-- start DATA IN THIS EXERCISE --

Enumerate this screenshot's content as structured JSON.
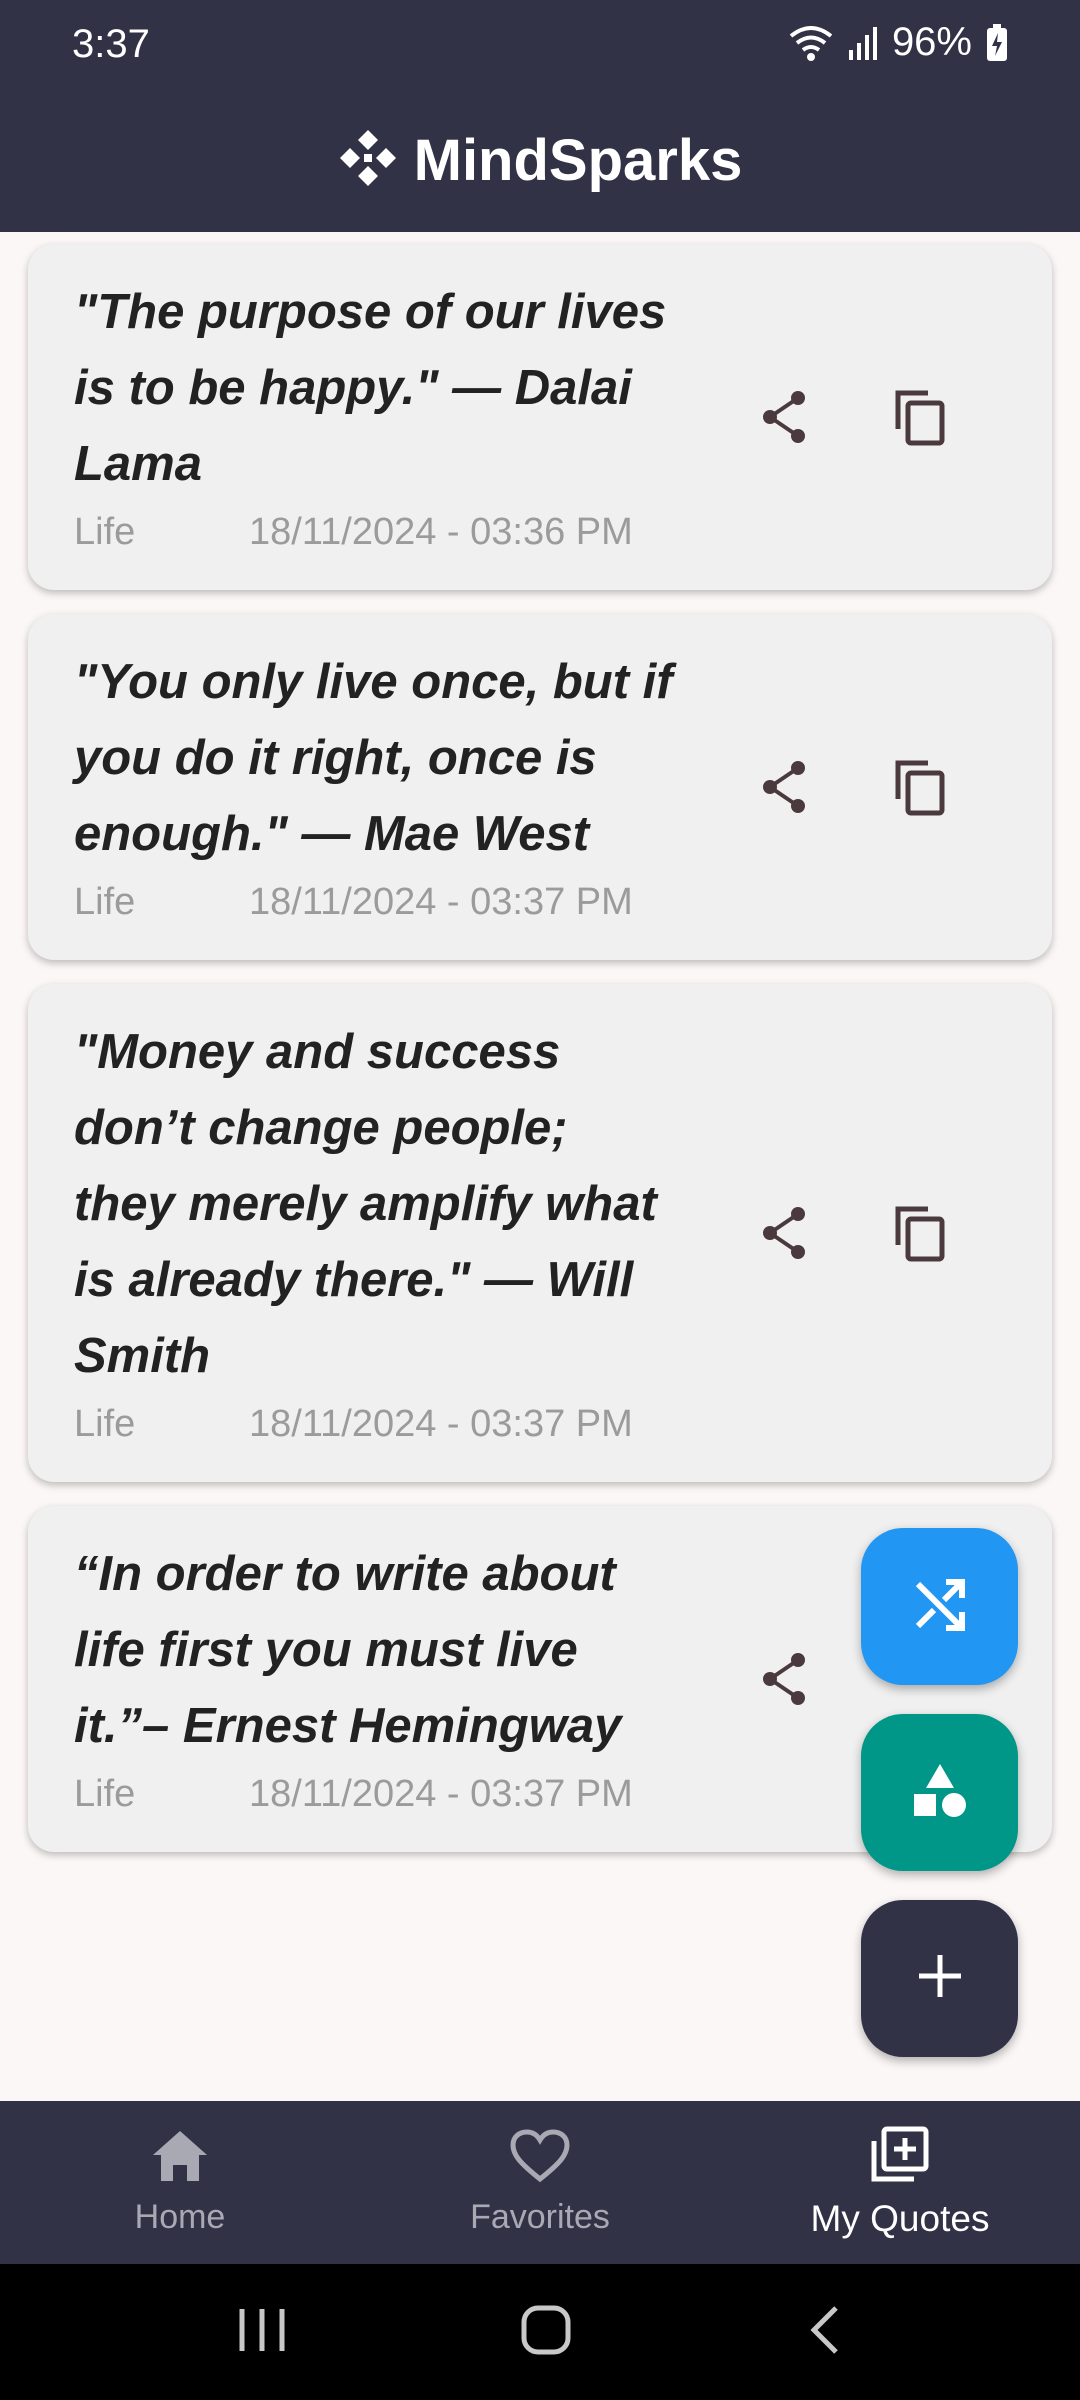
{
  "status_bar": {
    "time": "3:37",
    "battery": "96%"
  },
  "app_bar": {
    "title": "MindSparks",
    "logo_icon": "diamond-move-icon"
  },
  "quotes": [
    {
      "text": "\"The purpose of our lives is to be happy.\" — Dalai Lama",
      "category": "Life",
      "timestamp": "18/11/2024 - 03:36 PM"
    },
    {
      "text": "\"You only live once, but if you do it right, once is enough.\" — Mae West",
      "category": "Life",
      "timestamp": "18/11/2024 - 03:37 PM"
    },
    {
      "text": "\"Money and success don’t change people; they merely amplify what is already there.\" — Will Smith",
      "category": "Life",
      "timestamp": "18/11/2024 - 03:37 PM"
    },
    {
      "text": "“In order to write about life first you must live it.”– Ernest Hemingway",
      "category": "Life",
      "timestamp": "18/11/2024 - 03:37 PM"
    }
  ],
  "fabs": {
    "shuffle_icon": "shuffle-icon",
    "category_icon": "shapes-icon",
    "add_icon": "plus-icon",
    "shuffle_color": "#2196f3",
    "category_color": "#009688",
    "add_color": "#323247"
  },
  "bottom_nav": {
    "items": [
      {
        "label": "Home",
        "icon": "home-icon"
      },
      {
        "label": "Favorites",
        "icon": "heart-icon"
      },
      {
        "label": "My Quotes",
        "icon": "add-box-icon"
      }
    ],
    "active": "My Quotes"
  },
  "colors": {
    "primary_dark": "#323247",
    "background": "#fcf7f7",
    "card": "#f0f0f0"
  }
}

-- end DATA IN THIS EXERCISE --

### AIM
Above are the records; copy every line in them that holds the word "icon".

### EXERCISE RESULT
    "logo_icon": "diamond-move-icon"
    "shuffle_icon": "shuffle-icon",
    "category_icon": "shapes-icon",
    "add_icon": "plus-icon",
        "icon": "home-icon"
        "icon": "heart-icon"
        "icon": "add-box-icon"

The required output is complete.